═══ Supplied information
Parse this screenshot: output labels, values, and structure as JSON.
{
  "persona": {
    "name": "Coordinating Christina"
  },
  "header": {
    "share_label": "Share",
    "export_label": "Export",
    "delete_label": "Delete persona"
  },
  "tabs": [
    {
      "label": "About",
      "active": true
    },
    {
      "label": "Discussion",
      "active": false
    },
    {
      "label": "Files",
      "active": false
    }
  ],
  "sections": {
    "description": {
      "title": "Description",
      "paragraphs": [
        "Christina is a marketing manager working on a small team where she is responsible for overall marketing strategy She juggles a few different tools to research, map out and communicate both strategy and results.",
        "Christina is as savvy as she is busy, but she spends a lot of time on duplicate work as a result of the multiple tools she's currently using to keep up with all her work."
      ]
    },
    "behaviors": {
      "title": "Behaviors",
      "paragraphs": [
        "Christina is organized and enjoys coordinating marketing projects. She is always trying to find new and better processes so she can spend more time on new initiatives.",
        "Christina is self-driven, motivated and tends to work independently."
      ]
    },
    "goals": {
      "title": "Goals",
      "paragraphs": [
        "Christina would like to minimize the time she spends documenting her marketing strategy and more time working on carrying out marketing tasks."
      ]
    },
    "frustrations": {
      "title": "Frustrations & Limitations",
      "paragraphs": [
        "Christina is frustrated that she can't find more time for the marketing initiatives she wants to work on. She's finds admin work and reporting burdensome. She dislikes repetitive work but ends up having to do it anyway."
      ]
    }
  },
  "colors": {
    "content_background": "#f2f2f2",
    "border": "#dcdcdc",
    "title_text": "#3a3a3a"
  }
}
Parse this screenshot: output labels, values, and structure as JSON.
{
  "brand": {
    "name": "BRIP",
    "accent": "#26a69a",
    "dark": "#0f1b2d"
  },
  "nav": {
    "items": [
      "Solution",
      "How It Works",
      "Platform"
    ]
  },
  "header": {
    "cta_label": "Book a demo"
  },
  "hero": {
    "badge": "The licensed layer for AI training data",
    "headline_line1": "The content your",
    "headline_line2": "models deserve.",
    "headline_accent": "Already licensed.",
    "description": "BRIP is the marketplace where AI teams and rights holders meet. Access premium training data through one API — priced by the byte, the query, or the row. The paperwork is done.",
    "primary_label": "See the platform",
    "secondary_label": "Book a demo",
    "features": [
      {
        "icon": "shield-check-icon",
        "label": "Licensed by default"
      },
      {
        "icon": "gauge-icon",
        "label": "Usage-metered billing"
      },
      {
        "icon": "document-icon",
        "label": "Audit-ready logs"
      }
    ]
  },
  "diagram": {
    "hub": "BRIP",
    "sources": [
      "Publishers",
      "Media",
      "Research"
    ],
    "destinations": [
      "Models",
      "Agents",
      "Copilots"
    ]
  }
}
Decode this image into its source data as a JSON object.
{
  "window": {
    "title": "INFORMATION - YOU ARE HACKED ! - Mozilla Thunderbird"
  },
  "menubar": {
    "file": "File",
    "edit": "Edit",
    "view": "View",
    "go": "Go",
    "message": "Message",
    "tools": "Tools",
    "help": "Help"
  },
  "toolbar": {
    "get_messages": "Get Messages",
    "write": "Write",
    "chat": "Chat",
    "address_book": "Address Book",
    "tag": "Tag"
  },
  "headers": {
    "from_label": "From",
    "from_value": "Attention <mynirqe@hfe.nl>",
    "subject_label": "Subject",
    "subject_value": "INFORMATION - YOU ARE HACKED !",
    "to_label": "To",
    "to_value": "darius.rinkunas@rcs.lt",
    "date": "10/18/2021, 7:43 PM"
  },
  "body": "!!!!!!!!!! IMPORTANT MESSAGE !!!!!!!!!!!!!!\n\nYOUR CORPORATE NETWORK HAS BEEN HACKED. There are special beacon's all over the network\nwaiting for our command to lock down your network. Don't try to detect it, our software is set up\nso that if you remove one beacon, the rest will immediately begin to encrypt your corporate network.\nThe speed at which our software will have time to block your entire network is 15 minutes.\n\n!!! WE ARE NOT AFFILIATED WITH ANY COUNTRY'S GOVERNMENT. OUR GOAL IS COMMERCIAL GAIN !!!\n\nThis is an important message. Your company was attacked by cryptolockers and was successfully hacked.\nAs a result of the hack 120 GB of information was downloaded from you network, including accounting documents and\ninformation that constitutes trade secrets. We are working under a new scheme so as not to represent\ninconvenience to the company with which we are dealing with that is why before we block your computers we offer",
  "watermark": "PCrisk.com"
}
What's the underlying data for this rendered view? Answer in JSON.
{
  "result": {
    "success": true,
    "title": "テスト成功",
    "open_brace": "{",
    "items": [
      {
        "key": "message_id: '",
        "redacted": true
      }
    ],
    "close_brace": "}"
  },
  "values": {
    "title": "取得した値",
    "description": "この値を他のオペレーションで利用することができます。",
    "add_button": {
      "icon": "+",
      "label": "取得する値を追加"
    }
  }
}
══════
• _Required task_
Where a line holds the string "true", copy that line.

• _The result_
      "active": true
    "success": true,
        "redacted": true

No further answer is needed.